Dataset excerpts:
═══

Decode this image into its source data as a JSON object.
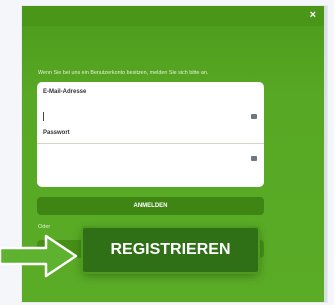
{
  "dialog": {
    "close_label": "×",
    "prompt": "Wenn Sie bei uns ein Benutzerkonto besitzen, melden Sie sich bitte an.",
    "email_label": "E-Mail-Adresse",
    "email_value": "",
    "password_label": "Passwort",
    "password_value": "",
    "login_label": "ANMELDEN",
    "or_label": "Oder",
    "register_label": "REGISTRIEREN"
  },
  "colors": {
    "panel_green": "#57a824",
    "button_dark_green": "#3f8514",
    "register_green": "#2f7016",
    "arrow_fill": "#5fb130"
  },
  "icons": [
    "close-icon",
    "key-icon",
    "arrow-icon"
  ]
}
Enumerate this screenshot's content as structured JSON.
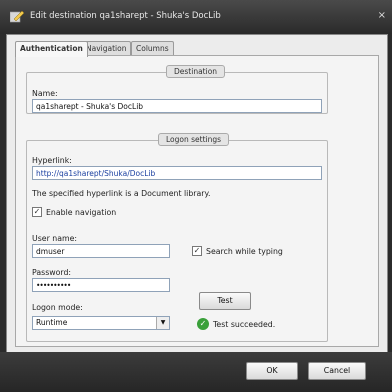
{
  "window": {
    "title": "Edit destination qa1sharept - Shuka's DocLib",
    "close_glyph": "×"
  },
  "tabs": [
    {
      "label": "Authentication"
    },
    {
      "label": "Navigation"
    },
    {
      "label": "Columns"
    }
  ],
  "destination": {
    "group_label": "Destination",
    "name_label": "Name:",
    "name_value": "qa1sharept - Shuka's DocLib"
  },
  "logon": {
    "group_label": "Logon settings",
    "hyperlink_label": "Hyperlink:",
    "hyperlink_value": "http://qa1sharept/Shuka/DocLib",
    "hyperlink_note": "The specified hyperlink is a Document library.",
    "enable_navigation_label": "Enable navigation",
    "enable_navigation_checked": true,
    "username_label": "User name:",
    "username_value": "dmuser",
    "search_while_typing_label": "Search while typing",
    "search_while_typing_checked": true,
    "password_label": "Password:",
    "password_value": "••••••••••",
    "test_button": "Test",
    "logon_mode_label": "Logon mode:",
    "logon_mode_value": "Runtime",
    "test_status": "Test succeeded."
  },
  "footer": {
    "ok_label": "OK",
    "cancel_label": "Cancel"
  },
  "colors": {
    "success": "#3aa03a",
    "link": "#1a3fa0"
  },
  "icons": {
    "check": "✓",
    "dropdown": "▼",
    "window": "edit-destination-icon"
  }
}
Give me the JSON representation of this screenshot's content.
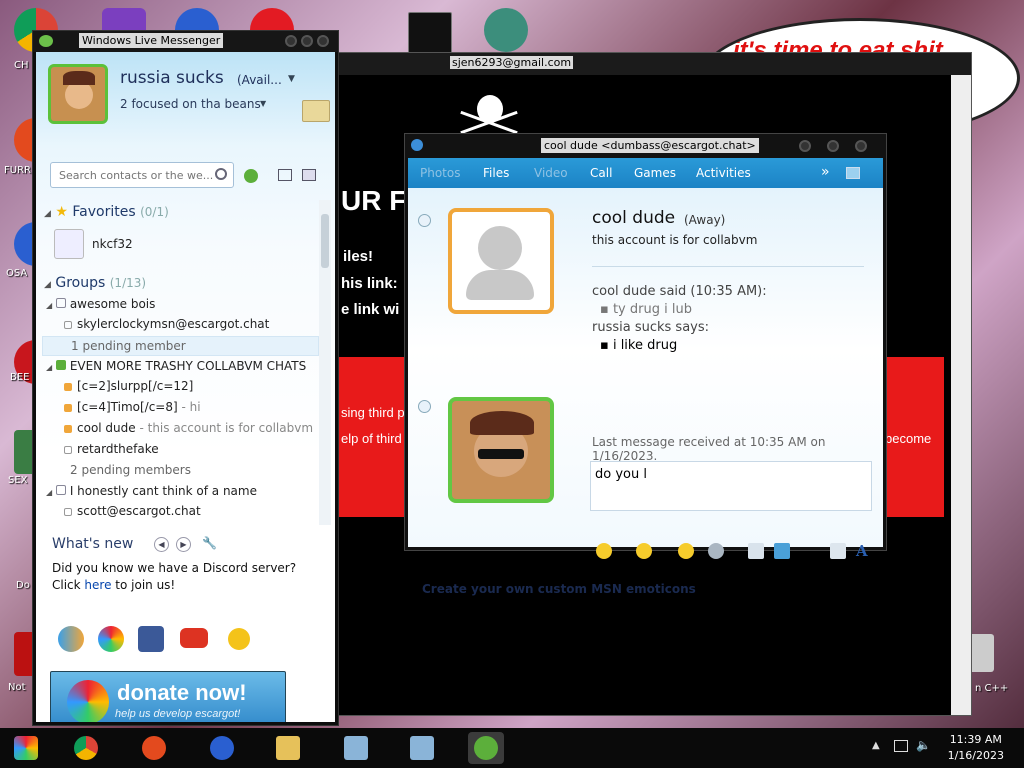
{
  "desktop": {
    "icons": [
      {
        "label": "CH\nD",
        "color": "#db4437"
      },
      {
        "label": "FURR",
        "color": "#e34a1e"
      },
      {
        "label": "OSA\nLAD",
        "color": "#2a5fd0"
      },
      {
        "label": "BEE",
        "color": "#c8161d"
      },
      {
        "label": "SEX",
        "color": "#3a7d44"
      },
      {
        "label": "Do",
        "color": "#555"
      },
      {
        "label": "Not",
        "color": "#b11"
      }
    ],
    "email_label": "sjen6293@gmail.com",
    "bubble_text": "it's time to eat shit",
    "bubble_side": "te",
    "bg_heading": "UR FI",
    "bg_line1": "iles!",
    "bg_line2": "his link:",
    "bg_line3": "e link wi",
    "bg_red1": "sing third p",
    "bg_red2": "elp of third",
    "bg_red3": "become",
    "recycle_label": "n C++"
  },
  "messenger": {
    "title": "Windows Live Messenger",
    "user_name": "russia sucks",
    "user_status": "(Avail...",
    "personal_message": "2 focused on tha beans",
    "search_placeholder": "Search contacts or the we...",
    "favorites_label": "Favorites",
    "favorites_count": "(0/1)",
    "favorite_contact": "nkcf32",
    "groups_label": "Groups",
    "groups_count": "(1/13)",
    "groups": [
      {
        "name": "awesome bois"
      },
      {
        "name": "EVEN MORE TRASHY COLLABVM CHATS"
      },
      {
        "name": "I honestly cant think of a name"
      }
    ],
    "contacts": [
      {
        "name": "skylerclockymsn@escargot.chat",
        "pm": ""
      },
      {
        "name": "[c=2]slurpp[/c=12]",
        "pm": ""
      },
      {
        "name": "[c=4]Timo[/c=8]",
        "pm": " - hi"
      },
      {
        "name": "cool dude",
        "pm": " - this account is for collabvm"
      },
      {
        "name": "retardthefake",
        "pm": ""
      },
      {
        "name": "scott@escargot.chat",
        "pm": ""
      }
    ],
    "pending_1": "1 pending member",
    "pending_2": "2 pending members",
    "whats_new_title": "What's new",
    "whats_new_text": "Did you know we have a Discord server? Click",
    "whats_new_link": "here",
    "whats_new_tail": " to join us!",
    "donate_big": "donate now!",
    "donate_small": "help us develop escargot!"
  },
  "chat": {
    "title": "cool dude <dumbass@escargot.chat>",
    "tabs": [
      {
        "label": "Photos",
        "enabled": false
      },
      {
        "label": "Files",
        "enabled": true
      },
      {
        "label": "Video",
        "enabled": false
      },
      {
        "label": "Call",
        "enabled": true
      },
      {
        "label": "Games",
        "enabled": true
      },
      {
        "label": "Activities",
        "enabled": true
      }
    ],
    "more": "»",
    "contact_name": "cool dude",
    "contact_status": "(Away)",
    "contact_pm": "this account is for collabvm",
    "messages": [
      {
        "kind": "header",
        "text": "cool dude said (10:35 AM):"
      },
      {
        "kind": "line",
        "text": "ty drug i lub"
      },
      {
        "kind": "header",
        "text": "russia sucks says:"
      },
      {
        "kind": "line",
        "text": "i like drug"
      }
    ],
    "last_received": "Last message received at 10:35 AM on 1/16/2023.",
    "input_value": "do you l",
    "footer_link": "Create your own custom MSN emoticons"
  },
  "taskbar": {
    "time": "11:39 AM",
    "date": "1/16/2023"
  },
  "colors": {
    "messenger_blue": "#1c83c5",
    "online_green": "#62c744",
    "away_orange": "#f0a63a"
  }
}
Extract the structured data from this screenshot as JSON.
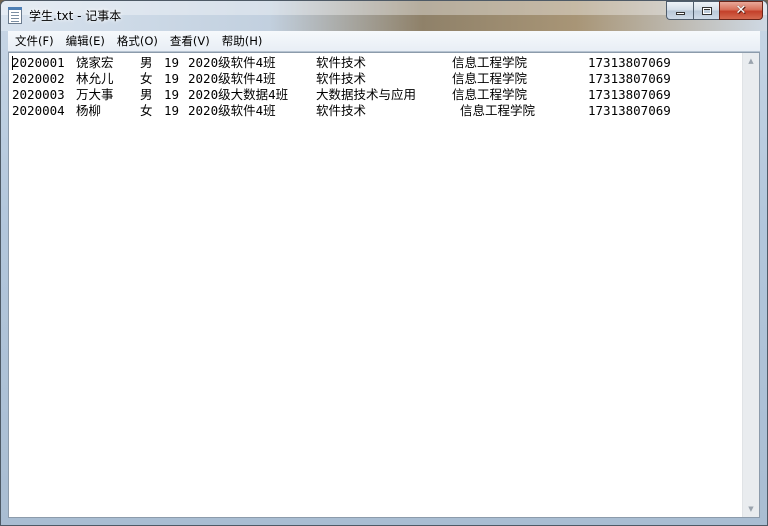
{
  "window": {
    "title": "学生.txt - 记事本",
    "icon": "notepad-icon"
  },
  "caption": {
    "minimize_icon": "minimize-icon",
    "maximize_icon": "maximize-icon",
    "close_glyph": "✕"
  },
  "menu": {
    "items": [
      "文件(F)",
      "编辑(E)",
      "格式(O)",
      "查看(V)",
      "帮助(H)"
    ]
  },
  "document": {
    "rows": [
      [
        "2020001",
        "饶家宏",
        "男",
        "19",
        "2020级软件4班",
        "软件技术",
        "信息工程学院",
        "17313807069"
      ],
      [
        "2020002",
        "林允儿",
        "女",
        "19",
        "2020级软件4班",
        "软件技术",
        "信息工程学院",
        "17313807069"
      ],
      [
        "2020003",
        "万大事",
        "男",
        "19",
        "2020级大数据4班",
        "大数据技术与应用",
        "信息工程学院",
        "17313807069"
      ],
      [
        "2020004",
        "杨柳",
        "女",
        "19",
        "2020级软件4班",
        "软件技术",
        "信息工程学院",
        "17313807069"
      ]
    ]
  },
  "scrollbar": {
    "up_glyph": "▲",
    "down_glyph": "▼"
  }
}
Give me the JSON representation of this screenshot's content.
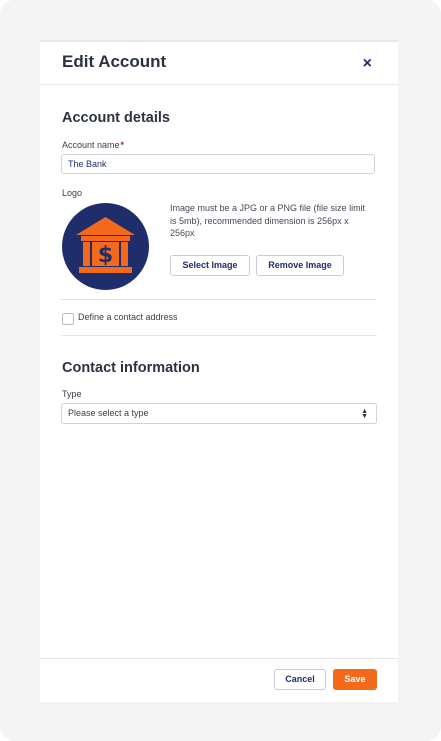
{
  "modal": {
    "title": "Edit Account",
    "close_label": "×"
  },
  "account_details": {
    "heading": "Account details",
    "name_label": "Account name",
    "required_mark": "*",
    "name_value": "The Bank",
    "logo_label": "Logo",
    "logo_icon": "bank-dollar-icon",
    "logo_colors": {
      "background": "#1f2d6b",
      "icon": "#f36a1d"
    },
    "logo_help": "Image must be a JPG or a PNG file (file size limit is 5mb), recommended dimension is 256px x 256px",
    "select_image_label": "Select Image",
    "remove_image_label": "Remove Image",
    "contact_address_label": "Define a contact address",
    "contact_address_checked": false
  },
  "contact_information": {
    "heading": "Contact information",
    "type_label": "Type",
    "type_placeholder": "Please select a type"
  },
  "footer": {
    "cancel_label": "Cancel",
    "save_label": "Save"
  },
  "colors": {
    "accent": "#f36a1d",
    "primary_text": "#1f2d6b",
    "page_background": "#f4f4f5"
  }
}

═══

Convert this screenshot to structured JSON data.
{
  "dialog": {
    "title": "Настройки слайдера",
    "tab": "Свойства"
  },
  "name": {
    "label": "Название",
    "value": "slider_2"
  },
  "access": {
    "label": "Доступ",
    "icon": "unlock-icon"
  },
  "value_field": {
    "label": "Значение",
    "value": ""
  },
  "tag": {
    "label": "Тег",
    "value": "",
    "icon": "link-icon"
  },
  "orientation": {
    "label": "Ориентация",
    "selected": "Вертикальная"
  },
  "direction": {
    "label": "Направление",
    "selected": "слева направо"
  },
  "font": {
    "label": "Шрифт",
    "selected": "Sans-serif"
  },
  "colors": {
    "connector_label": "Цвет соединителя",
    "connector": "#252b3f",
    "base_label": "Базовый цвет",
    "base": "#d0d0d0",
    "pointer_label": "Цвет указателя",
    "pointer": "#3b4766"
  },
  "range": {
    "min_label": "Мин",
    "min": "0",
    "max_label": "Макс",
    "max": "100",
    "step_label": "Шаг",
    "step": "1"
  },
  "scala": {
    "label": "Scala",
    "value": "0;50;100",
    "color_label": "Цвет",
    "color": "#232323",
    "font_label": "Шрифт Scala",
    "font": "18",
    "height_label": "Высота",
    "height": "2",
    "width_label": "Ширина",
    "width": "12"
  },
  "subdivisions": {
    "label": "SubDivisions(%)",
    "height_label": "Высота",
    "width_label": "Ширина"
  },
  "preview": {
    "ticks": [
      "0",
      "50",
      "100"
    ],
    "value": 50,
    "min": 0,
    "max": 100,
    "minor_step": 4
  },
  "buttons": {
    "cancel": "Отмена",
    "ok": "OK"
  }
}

═══

**WORK TO BE COMPLETED**
From the listing above, collect every line that mentions the word "this".

**TASK RESPONSE**
Decode this image into its source data as a JSON object.
Enumerate this screenshot's content as structured JSON.
Give me the JSON representation of this screenshot's content.
        "pm": " - this account is for collabvm"
    "contact_pm": "this account is for collabvm",
Extract the structured data from this screenshot as JSON.
Give me the JSON representation of this screenshot's content.
Convert this screenshot to structured JSON data.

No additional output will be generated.